[Entries provided]:
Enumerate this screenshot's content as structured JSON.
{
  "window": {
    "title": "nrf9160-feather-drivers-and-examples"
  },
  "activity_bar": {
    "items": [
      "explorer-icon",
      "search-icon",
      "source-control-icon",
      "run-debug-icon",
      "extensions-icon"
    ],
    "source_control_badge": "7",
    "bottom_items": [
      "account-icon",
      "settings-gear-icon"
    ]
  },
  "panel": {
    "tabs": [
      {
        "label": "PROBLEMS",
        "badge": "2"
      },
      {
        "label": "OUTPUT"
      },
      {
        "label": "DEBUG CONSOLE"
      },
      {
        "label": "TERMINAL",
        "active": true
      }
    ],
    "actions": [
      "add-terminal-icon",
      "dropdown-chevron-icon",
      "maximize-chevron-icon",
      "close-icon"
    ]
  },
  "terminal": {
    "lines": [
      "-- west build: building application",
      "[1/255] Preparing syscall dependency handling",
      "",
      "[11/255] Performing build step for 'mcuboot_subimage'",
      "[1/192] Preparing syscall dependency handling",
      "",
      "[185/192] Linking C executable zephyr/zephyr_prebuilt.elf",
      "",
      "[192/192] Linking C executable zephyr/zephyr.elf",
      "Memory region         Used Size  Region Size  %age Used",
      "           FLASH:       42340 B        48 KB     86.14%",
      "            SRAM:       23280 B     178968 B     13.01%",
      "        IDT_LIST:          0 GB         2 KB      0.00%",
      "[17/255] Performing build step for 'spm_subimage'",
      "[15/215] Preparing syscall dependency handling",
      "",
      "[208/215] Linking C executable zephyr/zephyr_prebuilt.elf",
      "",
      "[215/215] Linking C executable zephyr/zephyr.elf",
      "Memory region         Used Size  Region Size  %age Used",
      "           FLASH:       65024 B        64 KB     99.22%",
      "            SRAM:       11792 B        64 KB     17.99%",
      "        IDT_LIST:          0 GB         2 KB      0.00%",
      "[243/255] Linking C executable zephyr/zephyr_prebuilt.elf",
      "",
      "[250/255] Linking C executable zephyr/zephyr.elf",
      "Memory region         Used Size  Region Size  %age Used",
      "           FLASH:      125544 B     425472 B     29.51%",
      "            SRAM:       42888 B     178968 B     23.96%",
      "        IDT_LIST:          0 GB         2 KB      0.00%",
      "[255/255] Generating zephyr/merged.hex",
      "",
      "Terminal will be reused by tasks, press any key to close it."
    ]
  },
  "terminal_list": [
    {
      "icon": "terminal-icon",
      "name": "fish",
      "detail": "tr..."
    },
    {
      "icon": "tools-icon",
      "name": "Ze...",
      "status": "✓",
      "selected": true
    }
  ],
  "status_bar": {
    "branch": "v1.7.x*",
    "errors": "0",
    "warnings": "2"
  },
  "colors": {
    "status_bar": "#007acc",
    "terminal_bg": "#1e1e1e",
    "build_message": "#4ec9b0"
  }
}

[Do this]: Each entry above needs to be retyped exactly.

[Exercise solution]:
Enumerate this screenshot's content as structured JSON.
{
  "window": {
    "title": "nrf9160-feather-drivers-and-examples"
  },
  "activity_bar": {
    "items": [
      "explorer-icon",
      "search-icon",
      "source-control-icon",
      "run-debug-icon",
      "extensions-icon"
    ],
    "source_control_badge": "7",
    "bottom_items": [
      "account-icon",
      "settings-gear-icon"
    ]
  },
  "panel": {
    "tabs": [
      {
        "label": "PROBLEMS",
        "badge": "2"
      },
      {
        "label": "OUTPUT"
      },
      {
        "label": "DEBUG CONSOLE"
      },
      {
        "label": "TERMINAL",
        "active": true
      }
    ],
    "actions": [
      "add-terminal-icon",
      "dropdown-chevron-icon",
      "maximize-chevron-icon",
      "close-icon"
    ]
  },
  "terminal": {
    "lines": [
      "-- west build: building application",
      "[1/255] Preparing syscall dependency handling",
      "",
      "[11/255] Performing build step for 'mcuboot_subimage'",
      "[1/192] Preparing syscall dependency handling",
      "",
      "[185/192] Linking C executable zephyr/zephyr_prebuilt.elf",
      "",
      "[192/192] Linking C executable zephyr/zephyr.elf",
      "Memory region         Used Size  Region Size  %age Used",
      "           FLASH:       42340 B        48 KB     86.14%",
      "            SRAM:       23280 B     178968 B     13.01%",
      "        IDT_LIST:          0 GB         2 KB      0.00%",
      "[17/255] Performing build step for 'spm_subimage'",
      "[15/215] Preparing syscall dependency handling",
      "",
      "[208/215] Linking C executable zephyr/zephyr_prebuilt.elf",
      "",
      "[215/215] Linking C executable zephyr/zephyr.elf",
      "Memory region         Used Size  Region Size  %age Used",
      "           FLASH:       65024 B        64 KB     99.22%",
      "            SRAM:       11792 B        64 KB     17.99%",
      "        IDT_LIST:          0 GB         2 KB      0.00%",
      "[243/255] Linking C executable zephyr/zephyr_prebuilt.elf",
      "",
      "[250/255] Linking C executable zephyr/zephyr.elf",
      "Memory region         Used Size  Region Size  %age Used",
      "           FLASH:      125544 B     425472 B     29.51%",
      "            SRAM:       42888 B     178968 B     23.96%",
      "        IDT_LIST:          0 GB         2 KB      0.00%",
      "[255/255] Generating zephyr/merged.hex",
      "",
      "Terminal will be reused by tasks, press any key to close it."
    ]
  },
  "terminal_list": [
    {
      "icon": "terminal-icon",
      "name": "fish",
      "detail": "tr..."
    },
    {
      "icon": "tools-icon",
      "name": "Ze...",
      "status": "✓",
      "selected": true
    }
  ],
  "status_bar": {
    "branch": "v1.7.x*",
    "errors": "0",
    "warnings": "2"
  },
  "colors": {
    "status_bar": "#007acc",
    "terminal_bg": "#1e1e1e",
    "build_message": "#4ec9b0"
  }
}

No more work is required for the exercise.